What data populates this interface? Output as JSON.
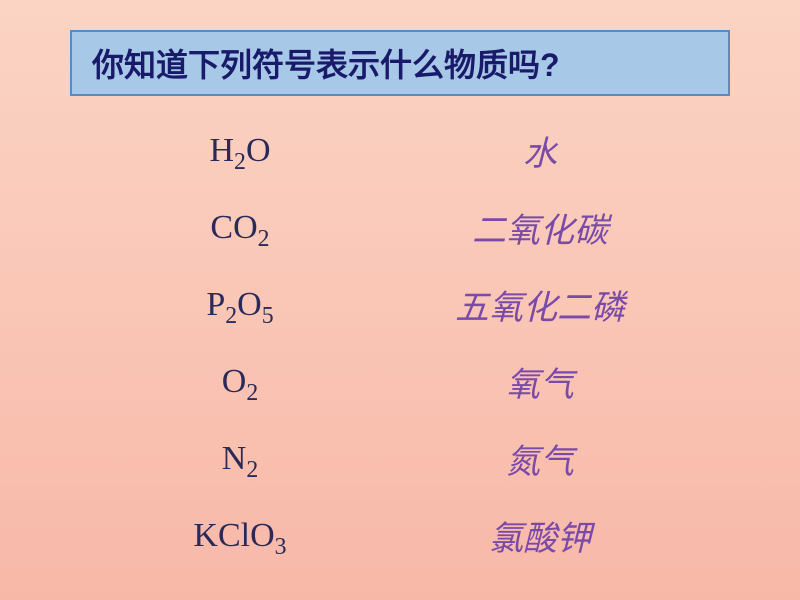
{
  "background": {
    "gradient_start": "#fbd4c4",
    "gradient_end": "#f8b8a8"
  },
  "title": {
    "text": "你知道下列符号表示什么物质吗?",
    "background_color": "#a8c8e8",
    "border_color": "#5a8ac0",
    "text_color": "#1a1a6a",
    "fontsize": 32
  },
  "formula_style": {
    "color": "#2a2a5a",
    "fontsize": 34
  },
  "name_style": {
    "color": "#7a4aa8",
    "fontsize": 34
  },
  "rows": [
    {
      "formula_html": "H<sub>2</sub>O",
      "name": "水"
    },
    {
      "formula_html": "CO<sub>2</sub>",
      "name": "二氧化碳"
    },
    {
      "formula_html": "P<sub>2</sub>O<sub>5</sub>",
      "name": "五氧化二磷"
    },
    {
      "formula_html": "O<sub>2</sub>",
      "name": "氧气"
    },
    {
      "formula_html": "N<sub>2</sub>",
      "name": "氮气"
    },
    {
      "formula_html": "KClO<sub>3</sub>",
      "name": "氯酸钾"
    }
  ]
}
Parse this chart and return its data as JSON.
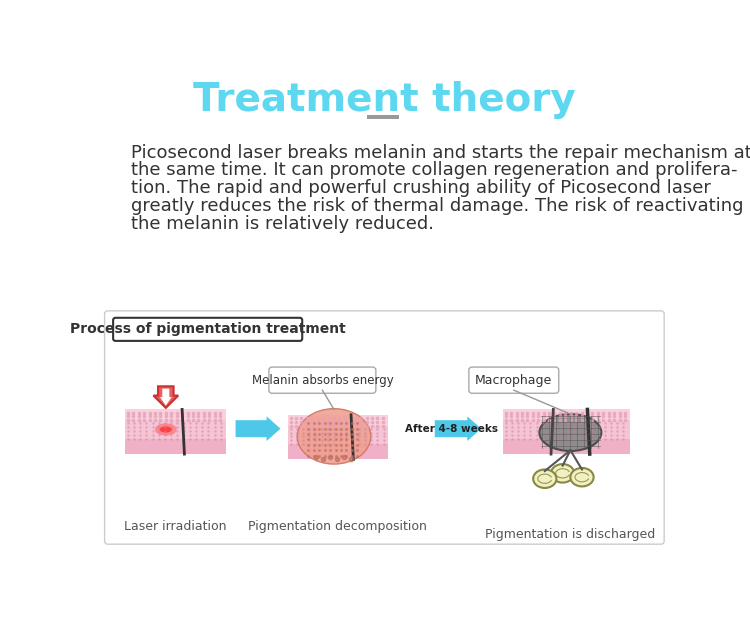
{
  "title": "Treatment theory",
  "title_color": "#5DD8F0",
  "title_fontsize": 28,
  "underline_color": "#999999",
  "body_lines": [
    "Picosecond laser breaks melanin and starts the repair mechanism at",
    "the same time. It can promote collagen regeneration and prolifera-",
    "tion. The rapid and powerful crushing ability of Picosecond laser",
    "greatly reduces the risk of thermal damage. The risk of reactivating",
    "the melanin is relatively reduced."
  ],
  "body_color": "#333333",
  "body_fontsize": 13,
  "bg_color": "#ffffff",
  "box_title": "Process of pigmentation treatment",
  "label1": "Laser irradiation",
  "label2": "Pigmentation decomposition",
  "label3": "Pigmentation is discharged",
  "callout1": "Melanin absorbs energy",
  "callout2": "Macrophage",
  "arrow_label": "After 4-8 weeks",
  "arrow_color": "#4DC8E8",
  "skin_top": "#F9D0DC",
  "skin_mid": "#F5C5D5",
  "skin_deep": "#F0B0C8",
  "skin_dot": "#D080A0",
  "skin_sq": "#E8A0B8",
  "pigment_fill": "#F0A090",
  "pigment_edge": "#D07060",
  "pigment_dot": "#C07060",
  "laser_fill": "#E86060",
  "laser_edge": "#CC3030",
  "mac_fill": "#888888",
  "mac_edge": "#444444",
  "cell_fill": "#F0F0C0",
  "cell_edge": "#888844"
}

::::::::::

- _EXERCISE GOAL_:
Make an exact copy of every record, pictures excluded.

- _EXERCISE RESULT_:
What data populates this interface? Output as JSON.
{
  "background": {
    "gradient_start": "#fbd4c4",
    "gradient_end": "#f8b8a8"
  },
  "title": {
    "text": "你知道下列符号表示什么物质吗?",
    "background_color": "#a8c8e8",
    "border_color": "#5a8ac0",
    "text_color": "#1a1a6a",
    "fontsize": 32
  },
  "formula_style": {
    "color": "#2a2a5a",
    "fontsize": 34
  },
  "name_style": {
    "color": "#7a4aa8",
    "fontsize": 34
  },
  "rows": [
    {
      "formula_html": "H<sub>2</sub>O",
      "name": "水"
    },
    {
      "formula_html": "CO<sub>2</sub>",
      "name": "二氧化碳"
    },
    {
      "formula_html": "P<sub>2</sub>O<sub>5</sub>",
      "name": "五氧化二磷"
    },
    {
      "formula_html": "O<sub>2</sub>",
      "name": "氧气"
    },
    {
      "formula_html": "N<sub>2</sub>",
      "name": "氮气"
    },
    {
      "formula_html": "KClO<sub>3</sub>",
      "name": "氯酸钾"
    }
  ]
}
Parse this chart and return its data as JSON.
{
  "title": "Treatment theory",
  "title_color": "#5DD8F0",
  "title_fontsize": 28,
  "underline_color": "#999999",
  "body_lines": [
    "Picosecond laser breaks melanin and starts the repair mechanism at",
    "the same time. It can promote collagen regeneration and prolifera-",
    "tion. The rapid and powerful crushing ability of Picosecond laser",
    "greatly reduces the risk of thermal damage. The risk of reactivating",
    "the melanin is relatively reduced."
  ],
  "body_color": "#333333",
  "body_fontsize": 13,
  "bg_color": "#ffffff",
  "box_title": "Process of pigmentation treatment",
  "label1": "Laser irradiation",
  "label2": "Pigmentation decomposition",
  "label3": "Pigmentation is discharged",
  "callout1": "Melanin absorbs energy",
  "callout2": "Macrophage",
  "arrow_label": "After 4-8 weeks",
  "arrow_color": "#4DC8E8",
  "skin_top": "#F9D0DC",
  "skin_mid": "#F5C5D5",
  "skin_deep": "#F0B0C8",
  "skin_dot": "#D080A0",
  "skin_sq": "#E8A0B8",
  "pigment_fill": "#F0A090",
  "pigment_edge": "#D07060",
  "pigment_dot": "#C07060",
  "laser_fill": "#E86060",
  "laser_edge": "#CC3030",
  "mac_fill": "#888888",
  "mac_edge": "#444444",
  "cell_fill": "#F0F0C0",
  "cell_edge": "#888844"
}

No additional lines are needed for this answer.